== INSTRUCTIONS TO FOLLOW ==
Do not carry the pictures over; copy every other part of the entries exactly.

== TASK INPUTS ==

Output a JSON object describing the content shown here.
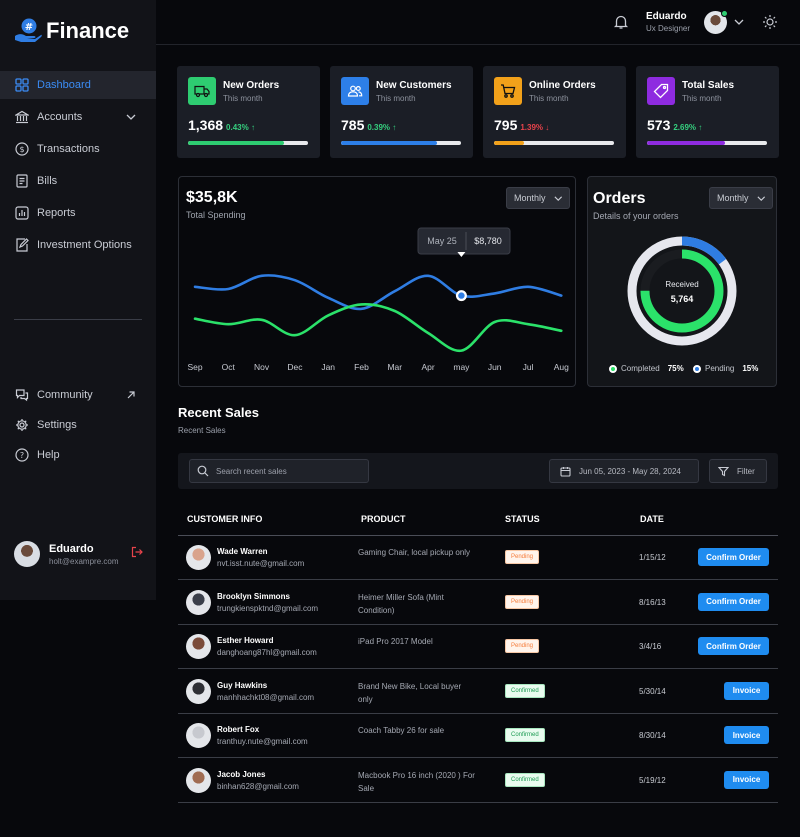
{
  "brand": {
    "name": "Finance"
  },
  "sidebar": {
    "items": [
      {
        "label": "Dashboard",
        "icon": "grid-icon",
        "active": true
      },
      {
        "label": "Accounts",
        "icon": "bank-icon"
      },
      {
        "label": "Transactions",
        "icon": "dollar-circle-icon"
      },
      {
        "label": "Bills",
        "icon": "receipt-icon"
      },
      {
        "label": "Reports",
        "icon": "bar-chart-icon"
      },
      {
        "label": "Investment Options",
        "icon": "edit-document-icon"
      }
    ],
    "bottom_items": [
      {
        "label": "Community",
        "icon": "chat-icon"
      },
      {
        "label": "Settings",
        "icon": "gear-icon"
      },
      {
        "label": "Help",
        "icon": "help-icon"
      }
    ],
    "user": {
      "name": "Eduardo",
      "email": "holt@exampre.com"
    }
  },
  "topbar": {
    "user_name": "Eduardo",
    "user_role": "Ux Designer"
  },
  "stats": [
    {
      "title": "New Orders",
      "subtitle": "This month",
      "value": "1,368",
      "change": "0.43%",
      "direction": "up",
      "change_color": "#35d07f",
      "icon_bg": "#2ecc71",
      "bar_color": "#2ecc71",
      "progress": 0.8
    },
    {
      "title": "New Customers",
      "subtitle": "This month",
      "value": "785",
      "change": "0.39%",
      "direction": "up",
      "change_color": "#35d07f",
      "icon_bg": "#2d7fe8",
      "bar_color": "#2d7fe8",
      "progress": 0.8
    },
    {
      "title": "Online Orders",
      "subtitle": "This month",
      "value": "795",
      "change": "1.39%",
      "direction": "down",
      "change_color": "#e8434b",
      "icon_bg": "#f2a11a",
      "bar_color": "#f2a11a",
      "progress": 0.25
    },
    {
      "title": "Total Sales",
      "subtitle": "This month",
      "value": "573",
      "change": "2.69%",
      "direction": "up",
      "change_color": "#35d07f",
      "icon_bg": "#8e2be0",
      "bar_color": "#8e2be0",
      "progress": 0.65
    }
  ],
  "spending": {
    "amount": "$35,8K",
    "label": "Total Spending",
    "period": "Monthly",
    "tooltip": {
      "date": "May 25",
      "value": "$8,780"
    }
  },
  "chart_data": {
    "type": "line",
    "categories": [
      "Sep",
      "Oct",
      "Nov",
      "Dec",
      "Jan",
      "Feb",
      "Mar",
      "Apr",
      "may",
      "Jun",
      "Jul",
      "Aug"
    ],
    "series": [
      {
        "values": [
          0.62,
          0.6,
          0.72,
          0.68,
          0.52,
          0.42,
          0.58,
          0.72,
          0.54,
          0.56,
          0.62,
          0.54
        ],
        "color": "#2f7de3"
      },
      {
        "values": [
          0.33,
          0.28,
          0.32,
          0.18,
          0.36,
          0.46,
          0.4,
          0.2,
          0.04,
          0.3,
          0.28,
          0.22
        ],
        "color": "#2be26a"
      }
    ],
    "highlight": {
      "category": "may",
      "label": "May 25",
      "value": "$8,780"
    },
    "ylim": [
      0,
      1
    ],
    "grid": true,
    "legend": false
  },
  "orders": {
    "title": "Orders",
    "subtitle": "Details of your orders",
    "period": "Monthly",
    "center_label": "Received",
    "center_value": "5,764",
    "completed_label": "Completed",
    "completed_pct": "75%",
    "pending_label": "Pending",
    "pending_pct": "15%",
    "completed_color": "#2be26a",
    "pending_color": "#2f7de3"
  },
  "recent_sales": {
    "title": "Recent Sales",
    "subtitle": "Recent Sales",
    "search_placeholder": "Search recent sales",
    "date_range": "Jun 05, 2023 - May 28, 2024",
    "filter_label": "Filter",
    "columns": [
      "CUSTOMER INFO",
      "PRODUCT",
      "STATUS",
      "DATE"
    ],
    "rows": [
      {
        "name": "Wade Warren",
        "email": "nvt.isst.nute@gmail.com",
        "product": "Gaming Chair, local pickup only",
        "status": "Pending",
        "date": "1/15/12",
        "action": "Confirm Order"
      },
      {
        "name": "Brooklyn Simmons",
        "email": "trungkienspktnd@gmail.com",
        "product": "Heimer Miller Sofa (Mint Condition)",
        "status": "Pending",
        "date": "8/16/13",
        "action": "Confirm Order"
      },
      {
        "name": "Esther Howard",
        "email": "danghoang87hl@gmail.com",
        "product": "iPad Pro 2017 Model",
        "status": "Pending",
        "date": "3/4/16",
        "action": "Confirm Order"
      },
      {
        "name": "Guy Hawkins",
        "email": "manhhachkt08@gmail.com",
        "product": "Brand New Bike, Local buyer only",
        "status": "Confirmed",
        "date": "5/30/14",
        "action": "Invoice"
      },
      {
        "name": "Robert Fox",
        "email": "tranthuy.nute@gmail.com",
        "product": "Coach Tabby 26 for sale",
        "status": "Confirmed",
        "date": "8/30/14",
        "action": "Invoice"
      },
      {
        "name": "Jacob Jones",
        "email": "binhan628@gmail.com",
        "product": "Macbook Pro 16 inch (2020 ) For Sale",
        "status": "Confirmed",
        "date": "5/19/12",
        "action": "Invoice"
      }
    ]
  }
}
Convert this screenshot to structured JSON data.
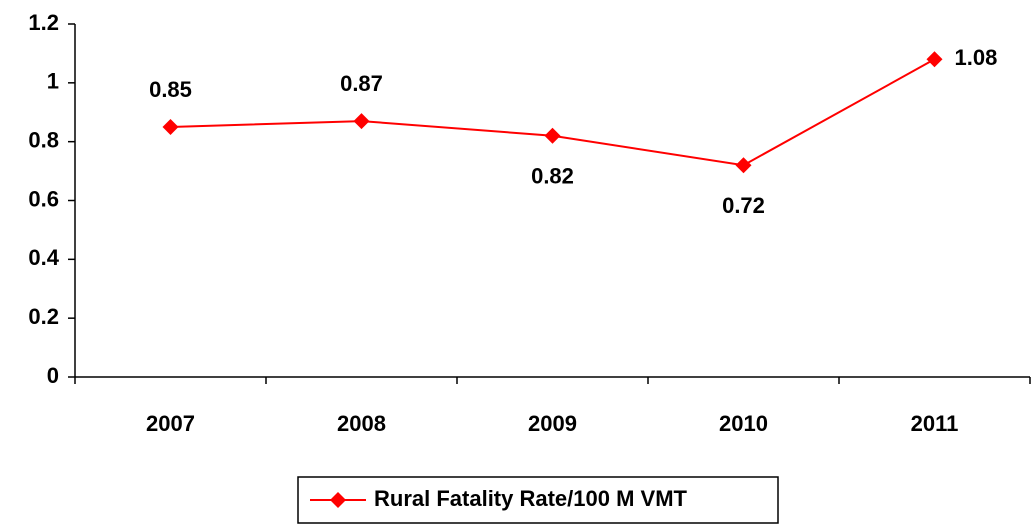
{
  "chart_data": {
    "type": "line",
    "categories": [
      "2007",
      "2008",
      "2009",
      "2010",
      "2011"
    ],
    "series": [
      {
        "name": "Rural Fatality Rate/100 M VMT",
        "color": "#ff0000",
        "values": [
          0.85,
          0.87,
          0.82,
          0.72,
          1.08
        ]
      }
    ],
    "ylim": [
      0,
      1.2
    ],
    "yticks": [
      0,
      0.2,
      0.4,
      0.6,
      0.8,
      1,
      1.2
    ],
    "grid": false,
    "legend": "bottom"
  }
}
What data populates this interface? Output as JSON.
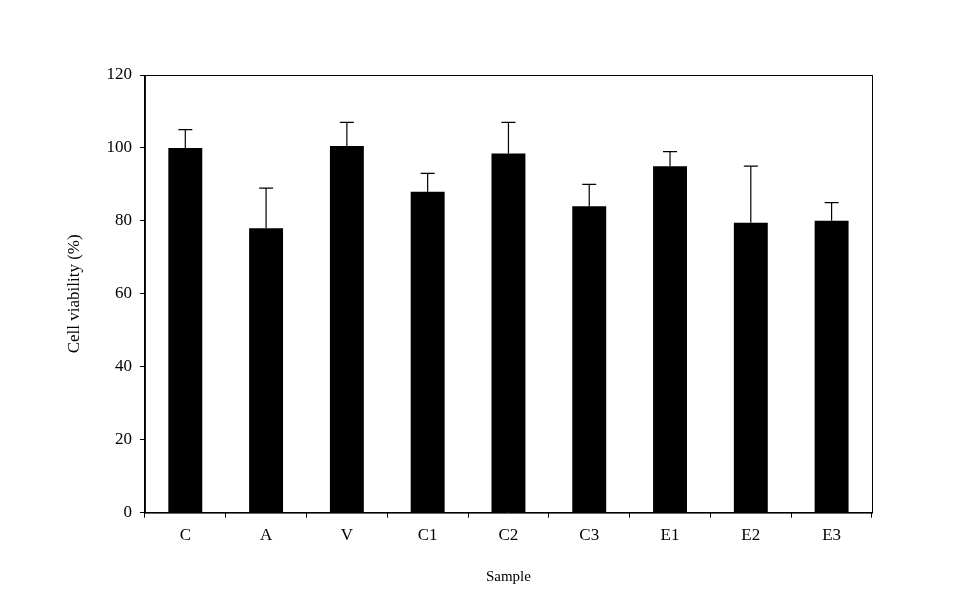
{
  "chart_data": {
    "type": "bar",
    "x_label": "Sample",
    "y_label": "Cell viability (%)",
    "categories": [
      "C",
      "A",
      "V",
      "C1",
      "C2",
      "C3",
      "E1",
      "E2",
      "E3"
    ],
    "values": [
      100,
      78,
      100.5,
      88,
      98.5,
      84,
      95,
      79.5,
      80
    ],
    "errors": [
      5,
      11,
      6.5,
      5,
      8.5,
      6,
      4,
      15.5,
      5
    ],
    "color": "#000000",
    "ylim": [
      0,
      120
    ],
    "yticks": [
      0,
      20,
      40,
      60,
      80,
      100,
      120
    ],
    "grid": false
  }
}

== SOLUTION ==
Output a JSON object describing the content shown here.
{
  "brand": {
    "name": "Finance"
  },
  "sidebar": {
    "items": [
      {
        "label": "Dashboard",
        "icon": "grid-icon",
        "active": true
      },
      {
        "label": "Accounts",
        "icon": "bank-icon"
      },
      {
        "label": "Transactions",
        "icon": "dollar-circle-icon"
      },
      {
        "label": "Bills",
        "icon": "receipt-icon"
      },
      {
        "label": "Reports",
        "icon": "bar-chart-icon"
      },
      {
        "label": "Investment Options",
        "icon": "edit-document-icon"
      }
    ],
    "bottom_items": [
      {
        "label": "Community",
        "icon": "chat-icon"
      },
      {
        "label": "Settings",
        "icon": "gear-icon"
      },
      {
        "label": "Help",
        "icon": "help-icon"
      }
    ],
    "user": {
      "name": "Eduardo",
      "email": "holt@exampre.com"
    }
  },
  "topbar": {
    "user_name": "Eduardo",
    "user_role": "Ux Designer"
  },
  "stats": [
    {
      "title": "New Orders",
      "subtitle": "This month",
      "value": "1,368",
      "change": "0.43%",
      "direction": "up",
      "change_color": "#35d07f",
      "icon_bg": "#2ecc71",
      "bar_color": "#2ecc71",
      "progress": 0.8
    },
    {
      "title": "New Customers",
      "subtitle": "This month",
      "value": "785",
      "change": "0.39%",
      "direction": "up",
      "change_color": "#35d07f",
      "icon_bg": "#2d7fe8",
      "bar_color": "#2d7fe8",
      "progress": 0.8
    },
    {
      "title": "Online Orders",
      "subtitle": "This month",
      "value": "795",
      "change": "1.39%",
      "direction": "down",
      "change_color": "#e8434b",
      "icon_bg": "#f2a11a",
      "bar_color": "#f2a11a",
      "progress": 0.25
    },
    {
      "title": "Total Sales",
      "subtitle": "This month",
      "value": "573",
      "change": "2.69%",
      "direction": "up",
      "change_color": "#35d07f",
      "icon_bg": "#8e2be0",
      "bar_color": "#8e2be0",
      "progress": 0.65
    }
  ],
  "spending": {
    "amount": "$35,8K",
    "label": "Total Spending",
    "period": "Monthly",
    "tooltip": {
      "date": "May 25",
      "value": "$8,780"
    }
  },
  "chart_data": {
    "type": "line",
    "categories": [
      "Sep",
      "Oct",
      "Nov",
      "Dec",
      "Jan",
      "Feb",
      "Mar",
      "Apr",
      "may",
      "Jun",
      "Jul",
      "Aug"
    ],
    "series": [
      {
        "values": [
          0.62,
          0.6,
          0.72,
          0.68,
          0.52,
          0.42,
          0.58,
          0.72,
          0.54,
          0.56,
          0.62,
          0.54
        ],
        "color": "#2f7de3"
      },
      {
        "values": [
          0.33,
          0.28,
          0.32,
          0.18,
          0.36,
          0.46,
          0.4,
          0.2,
          0.04,
          0.3,
          0.28,
          0.22
        ],
        "color": "#2be26a"
      }
    ],
    "highlight": {
      "category": "may",
      "label": "May 25",
      "value": "$8,780"
    },
    "ylim": [
      0,
      1
    ],
    "grid": true,
    "legend": false
  },
  "orders": {
    "title": "Orders",
    "subtitle": "Details of your orders",
    "period": "Monthly",
    "center_label": "Received",
    "center_value": "5,764",
    "completed_label": "Completed",
    "completed_pct": "75%",
    "pending_label": "Pending",
    "pending_pct": "15%",
    "completed_color": "#2be26a",
    "pending_color": "#2f7de3"
  },
  "recent_sales": {
    "title": "Recent Sales",
    "subtitle": "Recent Sales",
    "search_placeholder": "Search recent sales",
    "date_range": "Jun 05, 2023 - May 28, 2024",
    "filter_label": "Filter",
    "columns": [
      "CUSTOMER INFO",
      "PRODUCT",
      "STATUS",
      "DATE"
    ],
    "rows": [
      {
        "name": "Wade Warren",
        "email": "nvt.isst.nute@gmail.com",
        "product": "Gaming Chair, local pickup only",
        "status": "Pending",
        "date": "1/15/12",
        "action": "Confirm Order"
      },
      {
        "name": "Brooklyn Simmons",
        "email": "trungkienspktnd@gmail.com",
        "product": "Heimer Miller Sofa (Mint Condition)",
        "status": "Pending",
        "date": "8/16/13",
        "action": "Confirm Order"
      },
      {
        "name": "Esther Howard",
        "email": "danghoang87hl@gmail.com",
        "product": "iPad Pro 2017 Model",
        "status": "Pending",
        "date": "3/4/16",
        "action": "Confirm Order"
      },
      {
        "name": "Guy Hawkins",
        "email": "manhhachkt08@gmail.com",
        "product": "Brand New Bike, Local buyer only",
        "status": "Confirmed",
        "date": "5/30/14",
        "action": "Invoice"
      },
      {
        "name": "Robert Fox",
        "email": "tranthuy.nute@gmail.com",
        "product": "Coach Tabby 26 for sale",
        "status": "Confirmed",
        "date": "8/30/14",
        "action": "Invoice"
      },
      {
        "name": "Jacob Jones",
        "email": "binhan628@gmail.com",
        "product": "Macbook Pro 16 inch (2020 ) For Sale",
        "status": "Confirmed",
        "date": "5/19/12",
        "action": "Invoice"
      }
    ]
  }
}
Convert this screenshot to structured JSON data.
{
  "chart_data": {
    "type": "line",
    "categories": [
      "2007",
      "2008",
      "2009",
      "2010",
      "2011"
    ],
    "series": [
      {
        "name": "Rural Fatality Rate/100 M VMT",
        "color": "#ff0000",
        "values": [
          0.85,
          0.87,
          0.82,
          0.72,
          1.08
        ]
      }
    ],
    "ylim": [
      0,
      1.2
    ],
    "yticks": [
      0,
      0.2,
      0.4,
      0.6,
      0.8,
      1,
      1.2
    ],
    "grid": false,
    "legend": "bottom"
  }
}
What data populates this interface? Output as JSON.
{
  "chart_data": {
    "type": "bar",
    "x_label": "Sample",
    "y_label": "Cell viability (%)",
    "categories": [
      "C",
      "A",
      "V",
      "C1",
      "C2",
      "C3",
      "E1",
      "E2",
      "E3"
    ],
    "values": [
      100,
      78,
      100.5,
      88,
      98.5,
      84,
      95,
      79.5,
      80
    ],
    "errors": [
      5,
      11,
      6.5,
      5,
      8.5,
      6,
      4,
      15.5,
      5
    ],
    "color": "#000000",
    "ylim": [
      0,
      120
    ],
    "yticks": [
      0,
      20,
      40,
      60,
      80,
      100,
      120
    ],
    "grid": false
  }
}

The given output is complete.